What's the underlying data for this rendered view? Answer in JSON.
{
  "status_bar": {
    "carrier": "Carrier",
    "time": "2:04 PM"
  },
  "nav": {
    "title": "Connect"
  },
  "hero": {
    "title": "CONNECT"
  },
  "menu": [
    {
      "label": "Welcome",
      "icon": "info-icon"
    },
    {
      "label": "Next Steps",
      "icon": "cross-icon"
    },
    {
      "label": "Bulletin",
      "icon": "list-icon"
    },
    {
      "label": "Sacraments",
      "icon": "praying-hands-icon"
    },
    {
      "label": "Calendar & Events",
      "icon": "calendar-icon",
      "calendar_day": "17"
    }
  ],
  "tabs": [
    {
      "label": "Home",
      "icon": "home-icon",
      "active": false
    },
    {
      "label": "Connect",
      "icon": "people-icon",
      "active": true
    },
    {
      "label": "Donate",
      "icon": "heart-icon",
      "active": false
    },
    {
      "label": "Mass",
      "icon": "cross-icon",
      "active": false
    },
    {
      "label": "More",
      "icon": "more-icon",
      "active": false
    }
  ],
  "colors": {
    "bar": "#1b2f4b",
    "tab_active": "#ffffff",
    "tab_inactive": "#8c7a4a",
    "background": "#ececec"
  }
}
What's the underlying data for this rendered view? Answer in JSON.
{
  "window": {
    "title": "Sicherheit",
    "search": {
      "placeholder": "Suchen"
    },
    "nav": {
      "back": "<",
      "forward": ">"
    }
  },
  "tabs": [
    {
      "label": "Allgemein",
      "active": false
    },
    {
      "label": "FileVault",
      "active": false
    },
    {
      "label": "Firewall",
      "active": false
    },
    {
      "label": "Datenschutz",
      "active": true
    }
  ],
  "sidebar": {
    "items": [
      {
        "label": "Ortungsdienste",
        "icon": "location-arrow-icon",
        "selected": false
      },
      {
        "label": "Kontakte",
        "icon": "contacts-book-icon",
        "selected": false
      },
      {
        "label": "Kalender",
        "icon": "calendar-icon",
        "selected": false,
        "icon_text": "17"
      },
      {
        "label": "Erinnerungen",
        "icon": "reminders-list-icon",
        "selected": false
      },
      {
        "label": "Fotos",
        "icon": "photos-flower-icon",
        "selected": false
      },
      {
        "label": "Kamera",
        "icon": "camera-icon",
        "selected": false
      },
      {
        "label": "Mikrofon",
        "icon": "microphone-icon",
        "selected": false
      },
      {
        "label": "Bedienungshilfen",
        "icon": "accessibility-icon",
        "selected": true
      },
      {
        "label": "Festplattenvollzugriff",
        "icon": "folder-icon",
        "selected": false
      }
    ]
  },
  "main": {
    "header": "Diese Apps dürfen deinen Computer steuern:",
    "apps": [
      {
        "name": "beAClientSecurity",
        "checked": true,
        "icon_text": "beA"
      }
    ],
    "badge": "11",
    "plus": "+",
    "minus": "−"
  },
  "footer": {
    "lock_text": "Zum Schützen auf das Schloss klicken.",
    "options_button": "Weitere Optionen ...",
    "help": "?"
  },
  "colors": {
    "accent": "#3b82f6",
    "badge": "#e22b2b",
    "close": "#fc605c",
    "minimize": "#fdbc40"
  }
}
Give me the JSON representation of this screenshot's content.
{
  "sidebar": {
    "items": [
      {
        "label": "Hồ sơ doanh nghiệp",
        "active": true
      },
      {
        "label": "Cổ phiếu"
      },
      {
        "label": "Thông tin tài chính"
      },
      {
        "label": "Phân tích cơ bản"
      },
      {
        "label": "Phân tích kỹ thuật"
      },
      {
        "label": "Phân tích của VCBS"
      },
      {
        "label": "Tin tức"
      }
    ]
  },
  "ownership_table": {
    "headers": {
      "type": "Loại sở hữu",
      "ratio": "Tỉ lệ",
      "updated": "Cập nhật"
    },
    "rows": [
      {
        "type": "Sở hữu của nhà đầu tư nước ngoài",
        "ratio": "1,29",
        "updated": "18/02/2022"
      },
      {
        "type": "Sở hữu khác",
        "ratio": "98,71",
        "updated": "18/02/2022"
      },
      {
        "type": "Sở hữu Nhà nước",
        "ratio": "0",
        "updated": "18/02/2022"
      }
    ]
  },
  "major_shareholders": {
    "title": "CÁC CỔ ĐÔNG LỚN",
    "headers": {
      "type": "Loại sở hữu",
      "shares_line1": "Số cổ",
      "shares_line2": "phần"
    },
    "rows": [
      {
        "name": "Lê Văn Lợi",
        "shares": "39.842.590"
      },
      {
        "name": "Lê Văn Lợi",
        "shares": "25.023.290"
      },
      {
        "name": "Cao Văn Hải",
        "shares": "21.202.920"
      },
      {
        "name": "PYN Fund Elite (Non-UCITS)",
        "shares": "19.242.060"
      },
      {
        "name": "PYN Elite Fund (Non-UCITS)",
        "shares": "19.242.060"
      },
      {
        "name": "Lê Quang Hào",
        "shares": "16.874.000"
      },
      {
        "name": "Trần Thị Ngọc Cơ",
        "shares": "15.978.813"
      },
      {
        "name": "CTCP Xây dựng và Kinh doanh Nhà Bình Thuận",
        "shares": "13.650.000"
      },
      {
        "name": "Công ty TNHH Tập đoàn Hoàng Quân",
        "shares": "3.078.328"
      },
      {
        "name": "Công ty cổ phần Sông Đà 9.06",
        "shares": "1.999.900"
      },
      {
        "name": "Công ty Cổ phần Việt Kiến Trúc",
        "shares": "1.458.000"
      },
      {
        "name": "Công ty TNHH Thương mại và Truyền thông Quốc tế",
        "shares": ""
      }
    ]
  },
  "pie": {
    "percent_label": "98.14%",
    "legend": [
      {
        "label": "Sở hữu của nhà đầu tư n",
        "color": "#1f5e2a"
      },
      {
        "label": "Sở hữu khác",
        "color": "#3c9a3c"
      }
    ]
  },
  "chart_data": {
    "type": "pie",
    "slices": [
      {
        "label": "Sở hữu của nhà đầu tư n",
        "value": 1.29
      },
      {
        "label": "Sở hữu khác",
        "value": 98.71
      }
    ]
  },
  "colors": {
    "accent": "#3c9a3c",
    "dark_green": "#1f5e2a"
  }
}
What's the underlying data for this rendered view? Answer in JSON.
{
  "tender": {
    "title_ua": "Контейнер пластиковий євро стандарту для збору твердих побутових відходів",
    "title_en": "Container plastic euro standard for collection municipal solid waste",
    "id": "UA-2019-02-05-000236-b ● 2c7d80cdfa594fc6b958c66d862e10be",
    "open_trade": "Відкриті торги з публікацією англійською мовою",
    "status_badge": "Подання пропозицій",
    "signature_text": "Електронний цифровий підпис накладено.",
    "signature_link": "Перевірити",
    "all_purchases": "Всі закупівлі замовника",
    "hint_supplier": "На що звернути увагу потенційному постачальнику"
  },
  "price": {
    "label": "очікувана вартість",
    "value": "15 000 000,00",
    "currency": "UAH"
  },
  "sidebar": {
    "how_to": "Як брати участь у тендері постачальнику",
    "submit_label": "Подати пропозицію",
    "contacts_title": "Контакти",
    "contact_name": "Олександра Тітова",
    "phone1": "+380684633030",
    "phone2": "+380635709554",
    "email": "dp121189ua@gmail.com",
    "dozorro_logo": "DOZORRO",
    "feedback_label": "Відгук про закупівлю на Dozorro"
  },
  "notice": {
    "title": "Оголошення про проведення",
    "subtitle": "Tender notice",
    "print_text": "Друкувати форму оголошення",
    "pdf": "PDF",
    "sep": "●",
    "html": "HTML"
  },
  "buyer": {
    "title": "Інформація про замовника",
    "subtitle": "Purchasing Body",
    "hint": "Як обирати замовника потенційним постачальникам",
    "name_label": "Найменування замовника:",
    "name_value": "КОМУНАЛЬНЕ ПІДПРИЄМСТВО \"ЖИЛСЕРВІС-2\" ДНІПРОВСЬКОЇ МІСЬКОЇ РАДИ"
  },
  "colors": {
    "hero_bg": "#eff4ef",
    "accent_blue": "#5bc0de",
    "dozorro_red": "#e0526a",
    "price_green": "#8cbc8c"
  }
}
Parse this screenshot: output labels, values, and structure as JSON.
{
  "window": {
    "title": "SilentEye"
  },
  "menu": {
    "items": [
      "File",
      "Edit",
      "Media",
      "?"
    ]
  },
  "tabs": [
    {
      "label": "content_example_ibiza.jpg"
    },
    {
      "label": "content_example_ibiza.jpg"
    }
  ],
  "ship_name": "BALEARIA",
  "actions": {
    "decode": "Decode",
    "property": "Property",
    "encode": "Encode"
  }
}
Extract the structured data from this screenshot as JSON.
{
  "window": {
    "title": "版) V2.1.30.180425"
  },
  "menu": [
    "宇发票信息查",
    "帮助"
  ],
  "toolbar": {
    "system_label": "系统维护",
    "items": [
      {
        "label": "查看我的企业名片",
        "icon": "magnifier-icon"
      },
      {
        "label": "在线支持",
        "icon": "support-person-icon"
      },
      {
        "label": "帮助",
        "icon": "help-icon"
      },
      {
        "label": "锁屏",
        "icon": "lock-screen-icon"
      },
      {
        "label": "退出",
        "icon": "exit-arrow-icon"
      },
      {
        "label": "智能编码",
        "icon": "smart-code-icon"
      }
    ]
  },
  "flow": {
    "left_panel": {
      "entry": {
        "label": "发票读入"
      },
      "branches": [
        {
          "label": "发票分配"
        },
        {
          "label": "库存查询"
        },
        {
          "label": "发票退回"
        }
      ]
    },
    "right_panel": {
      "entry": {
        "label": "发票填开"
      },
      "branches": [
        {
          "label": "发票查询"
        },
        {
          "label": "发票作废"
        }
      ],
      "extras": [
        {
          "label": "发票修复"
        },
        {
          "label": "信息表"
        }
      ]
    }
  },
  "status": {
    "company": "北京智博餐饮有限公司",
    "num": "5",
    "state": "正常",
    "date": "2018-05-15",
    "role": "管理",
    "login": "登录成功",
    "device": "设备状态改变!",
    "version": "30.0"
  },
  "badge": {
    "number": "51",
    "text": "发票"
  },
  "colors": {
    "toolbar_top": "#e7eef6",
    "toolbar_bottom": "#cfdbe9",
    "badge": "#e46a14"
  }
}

- - -

Find all lines holding the string "type" and copy them.

→ Task output:
      "type": "Loại sở hữu",
        "type": "Sở hữu của nhà đầu tư nước ngoài",
        "type": "Sở hữu khác",
        "type": "Sở hữu Nhà nước",
      "type": "Loại sở hữu",
    "type": "pie",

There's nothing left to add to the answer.